* _Aim_: Some lines of these records may hold the word "контентный"; state how many, using only the number.

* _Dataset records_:
***

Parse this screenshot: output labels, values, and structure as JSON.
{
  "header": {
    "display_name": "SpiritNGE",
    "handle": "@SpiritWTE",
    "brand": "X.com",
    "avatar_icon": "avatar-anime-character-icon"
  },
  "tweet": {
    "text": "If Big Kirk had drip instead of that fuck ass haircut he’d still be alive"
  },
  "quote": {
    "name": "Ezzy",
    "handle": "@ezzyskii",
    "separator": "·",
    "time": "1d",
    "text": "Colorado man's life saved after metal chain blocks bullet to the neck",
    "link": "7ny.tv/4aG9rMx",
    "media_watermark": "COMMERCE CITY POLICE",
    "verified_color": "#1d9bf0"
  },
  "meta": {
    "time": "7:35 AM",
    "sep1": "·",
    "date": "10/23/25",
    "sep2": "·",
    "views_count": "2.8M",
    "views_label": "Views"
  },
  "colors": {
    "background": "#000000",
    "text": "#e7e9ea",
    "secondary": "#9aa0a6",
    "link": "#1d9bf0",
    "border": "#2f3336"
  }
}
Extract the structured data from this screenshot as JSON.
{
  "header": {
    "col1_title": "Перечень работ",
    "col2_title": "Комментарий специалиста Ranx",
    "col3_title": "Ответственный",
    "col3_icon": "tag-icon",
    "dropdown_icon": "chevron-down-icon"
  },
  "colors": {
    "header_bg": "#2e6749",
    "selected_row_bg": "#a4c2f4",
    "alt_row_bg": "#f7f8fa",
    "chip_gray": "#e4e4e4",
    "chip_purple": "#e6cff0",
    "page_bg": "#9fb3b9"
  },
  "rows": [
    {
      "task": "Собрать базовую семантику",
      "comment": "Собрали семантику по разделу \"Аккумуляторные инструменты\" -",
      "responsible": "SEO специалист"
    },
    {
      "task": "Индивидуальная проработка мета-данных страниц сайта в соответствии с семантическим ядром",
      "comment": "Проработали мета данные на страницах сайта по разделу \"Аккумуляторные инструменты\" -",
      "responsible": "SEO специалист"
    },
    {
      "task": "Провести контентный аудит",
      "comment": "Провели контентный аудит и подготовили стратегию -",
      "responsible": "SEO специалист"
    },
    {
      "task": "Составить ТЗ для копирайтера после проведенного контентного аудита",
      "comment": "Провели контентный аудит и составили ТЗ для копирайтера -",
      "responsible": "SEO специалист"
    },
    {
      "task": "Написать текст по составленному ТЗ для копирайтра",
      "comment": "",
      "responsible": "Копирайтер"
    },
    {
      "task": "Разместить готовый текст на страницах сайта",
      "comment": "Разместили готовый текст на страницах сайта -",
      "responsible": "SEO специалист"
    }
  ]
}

***

* _Complete answer_: 3